▶ [Aim]: Below are the records. Gather each line that holds "thường".

▶ [Entries shown]:
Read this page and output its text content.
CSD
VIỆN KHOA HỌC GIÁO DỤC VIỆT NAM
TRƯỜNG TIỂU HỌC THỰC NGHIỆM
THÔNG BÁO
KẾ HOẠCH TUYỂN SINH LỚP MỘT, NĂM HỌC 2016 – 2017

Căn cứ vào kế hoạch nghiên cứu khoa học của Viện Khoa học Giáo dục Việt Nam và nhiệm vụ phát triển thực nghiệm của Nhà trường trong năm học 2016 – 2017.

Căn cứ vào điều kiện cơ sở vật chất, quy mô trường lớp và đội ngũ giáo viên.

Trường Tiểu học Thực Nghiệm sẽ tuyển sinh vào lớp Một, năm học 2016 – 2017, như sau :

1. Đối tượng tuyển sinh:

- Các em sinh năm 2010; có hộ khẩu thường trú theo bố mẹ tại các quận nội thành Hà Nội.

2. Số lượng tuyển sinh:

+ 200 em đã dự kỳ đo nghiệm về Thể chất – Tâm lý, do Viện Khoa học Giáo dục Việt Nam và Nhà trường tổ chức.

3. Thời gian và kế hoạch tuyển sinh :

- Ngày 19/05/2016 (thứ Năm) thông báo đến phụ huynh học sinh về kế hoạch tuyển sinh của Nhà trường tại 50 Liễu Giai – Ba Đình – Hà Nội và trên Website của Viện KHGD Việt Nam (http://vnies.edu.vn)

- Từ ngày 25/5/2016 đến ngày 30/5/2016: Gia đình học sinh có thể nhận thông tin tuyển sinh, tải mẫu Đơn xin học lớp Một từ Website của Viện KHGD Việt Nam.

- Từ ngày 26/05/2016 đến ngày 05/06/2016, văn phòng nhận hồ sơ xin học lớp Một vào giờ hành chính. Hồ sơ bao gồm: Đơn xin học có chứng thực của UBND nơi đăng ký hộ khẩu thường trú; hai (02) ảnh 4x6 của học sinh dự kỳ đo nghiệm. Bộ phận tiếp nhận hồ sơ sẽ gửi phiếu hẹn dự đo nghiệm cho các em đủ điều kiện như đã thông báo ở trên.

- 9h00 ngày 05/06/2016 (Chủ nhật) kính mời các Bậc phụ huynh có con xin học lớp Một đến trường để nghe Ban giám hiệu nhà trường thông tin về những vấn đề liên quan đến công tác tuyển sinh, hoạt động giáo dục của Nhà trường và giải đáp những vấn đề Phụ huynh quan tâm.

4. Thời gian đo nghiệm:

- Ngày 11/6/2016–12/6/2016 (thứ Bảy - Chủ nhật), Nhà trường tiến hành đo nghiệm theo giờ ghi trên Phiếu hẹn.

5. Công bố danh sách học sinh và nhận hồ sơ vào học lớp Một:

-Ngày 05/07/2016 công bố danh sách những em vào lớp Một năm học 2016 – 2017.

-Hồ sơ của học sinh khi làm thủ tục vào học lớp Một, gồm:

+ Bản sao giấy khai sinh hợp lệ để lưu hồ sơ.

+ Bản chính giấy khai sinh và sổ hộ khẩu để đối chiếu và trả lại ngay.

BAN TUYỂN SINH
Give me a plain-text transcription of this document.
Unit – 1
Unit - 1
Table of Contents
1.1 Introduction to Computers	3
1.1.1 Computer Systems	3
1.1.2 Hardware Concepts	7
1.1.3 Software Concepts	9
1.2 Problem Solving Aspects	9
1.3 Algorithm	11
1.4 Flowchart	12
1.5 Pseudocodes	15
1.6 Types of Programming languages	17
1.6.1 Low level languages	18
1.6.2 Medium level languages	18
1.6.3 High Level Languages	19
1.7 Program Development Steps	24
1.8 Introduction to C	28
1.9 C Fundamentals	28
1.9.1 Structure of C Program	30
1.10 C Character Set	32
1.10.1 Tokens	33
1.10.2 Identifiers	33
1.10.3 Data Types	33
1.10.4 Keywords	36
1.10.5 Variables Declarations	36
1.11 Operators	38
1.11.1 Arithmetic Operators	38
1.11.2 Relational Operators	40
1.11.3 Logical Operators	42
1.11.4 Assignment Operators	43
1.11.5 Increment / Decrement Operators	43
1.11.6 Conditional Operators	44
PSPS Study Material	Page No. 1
---
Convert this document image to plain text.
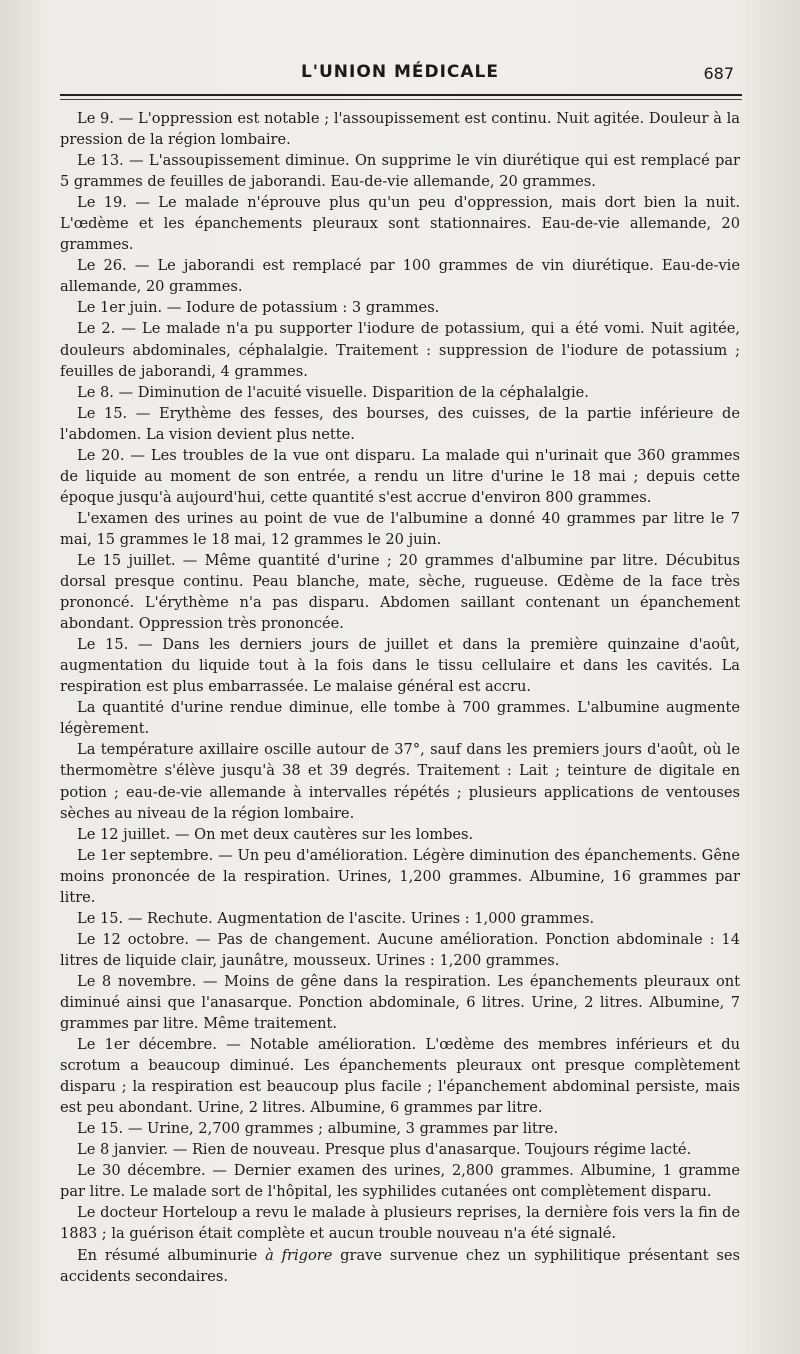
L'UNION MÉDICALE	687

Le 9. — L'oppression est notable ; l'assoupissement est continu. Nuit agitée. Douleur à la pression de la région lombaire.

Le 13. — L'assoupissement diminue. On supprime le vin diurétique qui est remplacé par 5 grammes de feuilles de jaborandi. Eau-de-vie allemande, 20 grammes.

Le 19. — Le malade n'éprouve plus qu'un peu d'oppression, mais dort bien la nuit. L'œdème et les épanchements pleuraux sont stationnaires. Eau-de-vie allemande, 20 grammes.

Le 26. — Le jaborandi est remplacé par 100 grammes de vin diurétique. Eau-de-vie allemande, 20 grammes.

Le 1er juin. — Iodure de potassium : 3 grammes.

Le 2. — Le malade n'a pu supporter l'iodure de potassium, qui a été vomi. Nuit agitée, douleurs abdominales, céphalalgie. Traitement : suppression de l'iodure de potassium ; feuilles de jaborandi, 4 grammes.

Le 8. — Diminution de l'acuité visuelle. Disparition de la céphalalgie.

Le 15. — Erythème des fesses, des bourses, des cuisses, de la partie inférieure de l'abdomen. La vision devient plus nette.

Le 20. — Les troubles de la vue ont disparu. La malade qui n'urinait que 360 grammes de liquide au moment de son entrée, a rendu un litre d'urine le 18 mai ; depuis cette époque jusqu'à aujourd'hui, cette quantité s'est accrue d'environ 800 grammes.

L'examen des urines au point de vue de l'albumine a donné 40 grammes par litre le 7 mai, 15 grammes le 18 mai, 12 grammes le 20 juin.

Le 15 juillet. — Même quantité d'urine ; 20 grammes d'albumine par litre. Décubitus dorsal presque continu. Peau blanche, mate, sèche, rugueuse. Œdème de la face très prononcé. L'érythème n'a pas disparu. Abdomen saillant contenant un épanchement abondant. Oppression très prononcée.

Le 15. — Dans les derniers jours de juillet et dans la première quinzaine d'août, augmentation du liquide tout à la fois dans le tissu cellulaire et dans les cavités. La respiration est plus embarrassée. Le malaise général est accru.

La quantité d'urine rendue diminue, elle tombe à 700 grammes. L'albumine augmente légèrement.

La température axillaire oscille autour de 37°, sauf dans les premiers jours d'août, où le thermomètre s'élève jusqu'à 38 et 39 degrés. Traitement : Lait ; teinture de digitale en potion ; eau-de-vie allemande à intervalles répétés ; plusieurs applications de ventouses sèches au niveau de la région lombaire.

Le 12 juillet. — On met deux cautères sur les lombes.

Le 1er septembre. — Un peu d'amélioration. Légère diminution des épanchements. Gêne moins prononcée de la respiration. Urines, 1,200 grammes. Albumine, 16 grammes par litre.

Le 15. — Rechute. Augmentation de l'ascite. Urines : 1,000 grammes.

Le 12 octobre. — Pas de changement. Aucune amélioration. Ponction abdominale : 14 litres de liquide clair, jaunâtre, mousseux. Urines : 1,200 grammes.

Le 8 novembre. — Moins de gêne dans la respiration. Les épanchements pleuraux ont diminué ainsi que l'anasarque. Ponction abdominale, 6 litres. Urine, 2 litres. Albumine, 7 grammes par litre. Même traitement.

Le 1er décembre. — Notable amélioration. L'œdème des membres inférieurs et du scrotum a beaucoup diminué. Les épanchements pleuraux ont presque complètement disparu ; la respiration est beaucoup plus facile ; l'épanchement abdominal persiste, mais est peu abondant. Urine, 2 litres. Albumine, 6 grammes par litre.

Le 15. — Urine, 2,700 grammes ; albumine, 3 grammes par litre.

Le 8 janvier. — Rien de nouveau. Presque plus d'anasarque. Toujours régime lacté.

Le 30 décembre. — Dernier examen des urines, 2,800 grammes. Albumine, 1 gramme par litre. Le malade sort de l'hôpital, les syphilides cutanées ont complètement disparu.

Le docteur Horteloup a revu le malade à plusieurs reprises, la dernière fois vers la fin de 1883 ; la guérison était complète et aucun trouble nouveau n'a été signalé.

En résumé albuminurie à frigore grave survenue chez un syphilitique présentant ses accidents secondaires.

▶ [Written answer]:
- Các em sinh năm 2010; có hộ khẩu thường trú theo bố mẹ tại các quận nội thành Hà Nội.
- Từ ngày 26/05/2016 đến ngày 05/06/2016, văn phòng nhận hồ sơ xin học lớp Một vào giờ hành chính. Hồ sơ bao gồm: Đơn xin học có chứng thực của UBND nơi đăng ký hộ khẩu thường trú; hai (02) ảnh 4x6 của học sinh dự kỳ đo nghiệm. Bộ phận tiếp nhận hồ sơ sẽ gửi phiếu hẹn dự đo nghiệm cho các em đủ điều kiện như đã thông báo ở trên.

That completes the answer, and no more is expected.